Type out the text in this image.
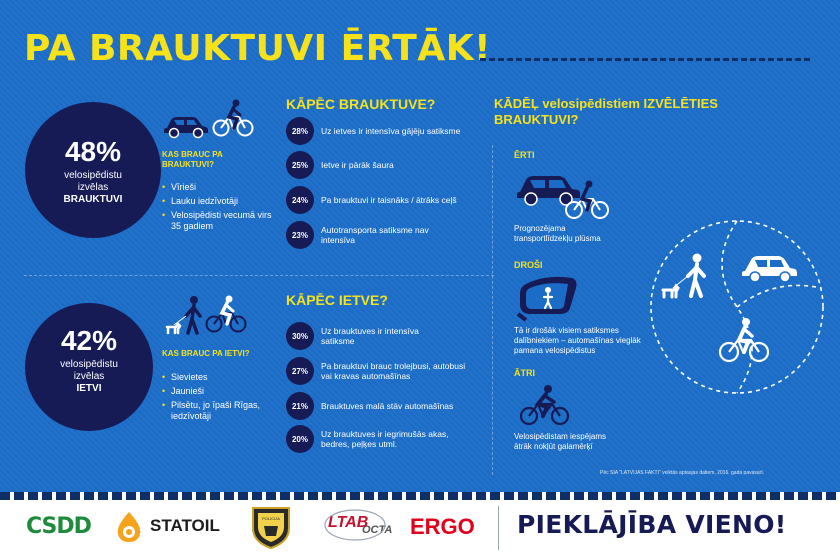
PA BRAUKTUVI ĒRTĀK!
48%
velosipēdistu izvēlas
BRAUKTUVI
KAS BRAUC PA BRAUKTUVI?
• Vīrieši
• Lauku iedzīvotāji
• Velosipēdisti vecumā virs 35 gadiem
KĀPĒC BRAUKTUVE?
28%	Uz ietves ir intensīva gājēju satiksme
25%	Ietve ir pārāk šaura
24%	Pa brauktuvi ir taisnāks / ātrāks ceļš
23%	Autotransporta satiksme nav intensīva
42%
velosipēdistu izvēlas
IETVI
KAS BRAUC PA IETVI?
• Sievietes
• Jaunieši
• Pilsētu, jo īpaši Rīgas, iedzīvotāji
KĀPĒC IETVE?
30%	Uz brauktuves ir intensīva satiksme
27%	Pa brauktuvi brauc trolejbusi, autobusi vai kravas automašīnas
21%	Brauktuves malā stāv automašīnas
20%	Uz brauktuves ir iegrimušās akas, bedres, peļķes utml.
KĀDĒĻ velosipēdistiem IZVĒLĒTIES BRAUKTUVI?
ĒRTI
Prognozējama transportlīdzekļu plūsma
DROŠI
Tā ir drošāk visiem satiksmes dalībniekiem – automašīnas vieglāk pamana velosipēdistus
ĀTRI
Velosipēdistam iespējams ātrāk nokļūt galamērķī
Pēc SIA "LATVIJAS FAKTI" veiktās aptaujas datiem, 2016. gada pavasarī.
CSDD	STATOIL	POLICIJA	LTAB
OCTA ERGO PIEKLĀJĪBA VIENO!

:::::

Your objective: In your copy, leave out the pictures and reproduce the material above exactly.

Answer for the task:
Type out the text in this image.
PA BRAUKTUVI ĒRTĀK!
48%
velosipēdistu izvēlas
BRAUKTUVI
KAS BRAUC PA BRAUKTUVI?
• Vīrieši
• Lauku iedzīvotāji
• Velosipēdisti vecumā virs 35 gadiem
KĀPĒC BRAUKTUVE?
28%	Uz ietves ir intensīva gājēju satiksme
25%	Ietve ir pārāk šaura
24%	Pa brauktuvi ir taisnāks / ātrāks ceļš
23%	Autotransporta satiksme nav intensīva
42%
velosipēdistu izvēlas
IETVI
KAS BRAUC PA IETVI?
• Sievietes
• Jaunieši
• Pilsētu, jo īpaši Rīgas, iedzīvotāji
KĀPĒC IETVE?
30%	Uz brauktuves ir intensīva satiksme
27%	Pa brauktuvi brauc trolejbusi, autobusi vai kravas automašīnas
21%	Brauktuves malā stāv automašīnas
20%	Uz brauktuves ir iegrimušās akas, bedres, peļķes utml.
KĀDĒĻ velosipēdistiem IZVĒLĒTIES BRAUKTUVI?
ĒRTI
Prognozējama transportlīdzekļu plūsma
DROŠI
Tā ir drošāk visiem satiksmes dalībniekiem – automašīnas vieglāk pamana velosipēdistus
ĀTRI
Velosipēdistam iespējams ātrāk nokļūt galamērķī
Pēc SIA "LATVIJAS FAKTI" veiktās aptaujas datiem, 2016. gada pavasarī.
CSDD	STATOIL	POLICIJA	LTAB
OCTA ERGO PIEKLĀJĪBA VIENO!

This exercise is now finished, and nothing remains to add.